## Dataset content
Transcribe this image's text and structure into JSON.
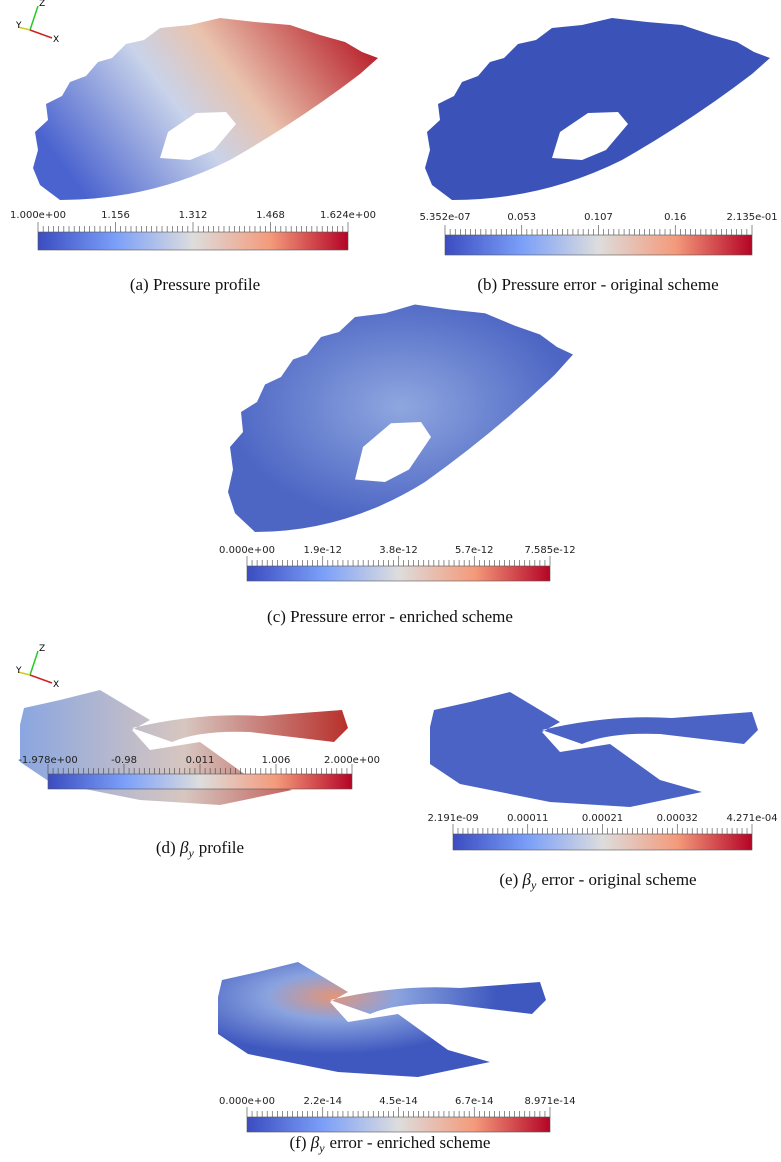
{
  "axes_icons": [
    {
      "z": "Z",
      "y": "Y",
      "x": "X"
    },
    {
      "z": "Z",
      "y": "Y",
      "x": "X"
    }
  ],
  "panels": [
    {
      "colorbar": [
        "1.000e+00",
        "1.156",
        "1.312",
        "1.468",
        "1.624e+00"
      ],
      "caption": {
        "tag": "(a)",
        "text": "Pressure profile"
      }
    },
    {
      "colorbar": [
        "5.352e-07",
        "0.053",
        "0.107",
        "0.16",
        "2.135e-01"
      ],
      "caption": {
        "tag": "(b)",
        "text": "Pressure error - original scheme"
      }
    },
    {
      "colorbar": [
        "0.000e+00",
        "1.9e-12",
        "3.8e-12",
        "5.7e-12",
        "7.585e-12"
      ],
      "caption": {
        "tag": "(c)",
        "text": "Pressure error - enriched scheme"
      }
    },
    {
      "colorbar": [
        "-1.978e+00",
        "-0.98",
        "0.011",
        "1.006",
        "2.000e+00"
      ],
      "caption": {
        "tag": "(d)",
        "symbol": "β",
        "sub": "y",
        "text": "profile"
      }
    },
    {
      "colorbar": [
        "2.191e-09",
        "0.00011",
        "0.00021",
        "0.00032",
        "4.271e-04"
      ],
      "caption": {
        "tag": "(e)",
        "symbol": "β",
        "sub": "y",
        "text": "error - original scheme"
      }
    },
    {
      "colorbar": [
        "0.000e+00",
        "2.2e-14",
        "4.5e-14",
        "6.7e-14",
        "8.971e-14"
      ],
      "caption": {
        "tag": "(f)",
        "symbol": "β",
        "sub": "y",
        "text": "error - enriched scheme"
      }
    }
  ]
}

## Prompt
Return the listing above in full and without alteration, excluding its pictures.

## Full response
Transcribe this image's text and structure into JSON.
{
  "axes_icons": [
    {
      "z": "Z",
      "y": "Y",
      "x": "X"
    },
    {
      "z": "Z",
      "y": "Y",
      "x": "X"
    }
  ],
  "panels": [
    {
      "colorbar": [
        "1.000e+00",
        "1.156",
        "1.312",
        "1.468",
        "1.624e+00"
      ],
      "caption": {
        "tag": "(a)",
        "text": "Pressure profile"
      }
    },
    {
      "colorbar": [
        "5.352e-07",
        "0.053",
        "0.107",
        "0.16",
        "2.135e-01"
      ],
      "caption": {
        "tag": "(b)",
        "text": "Pressure error - original scheme"
      }
    },
    {
      "colorbar": [
        "0.000e+00",
        "1.9e-12",
        "3.8e-12",
        "5.7e-12",
        "7.585e-12"
      ],
      "caption": {
        "tag": "(c)",
        "text": "Pressure error - enriched scheme"
      }
    },
    {
      "colorbar": [
        "-1.978e+00",
        "-0.98",
        "0.011",
        "1.006",
        "2.000e+00"
      ],
      "caption": {
        "tag": "(d)",
        "symbol": "β",
        "sub": "y",
        "text": "profile"
      }
    },
    {
      "colorbar": [
        "2.191e-09",
        "0.00011",
        "0.00021",
        "0.00032",
        "4.271e-04"
      ],
      "caption": {
        "tag": "(e)",
        "symbol": "β",
        "sub": "y",
        "text": "error - original scheme"
      }
    },
    {
      "colorbar": [
        "0.000e+00",
        "2.2e-14",
        "4.5e-14",
        "6.7e-14",
        "8.971e-14"
      ],
      "caption": {
        "tag": "(f)",
        "symbol": "β",
        "sub": "y",
        "text": "error - enriched scheme"
      }
    }
  ]
}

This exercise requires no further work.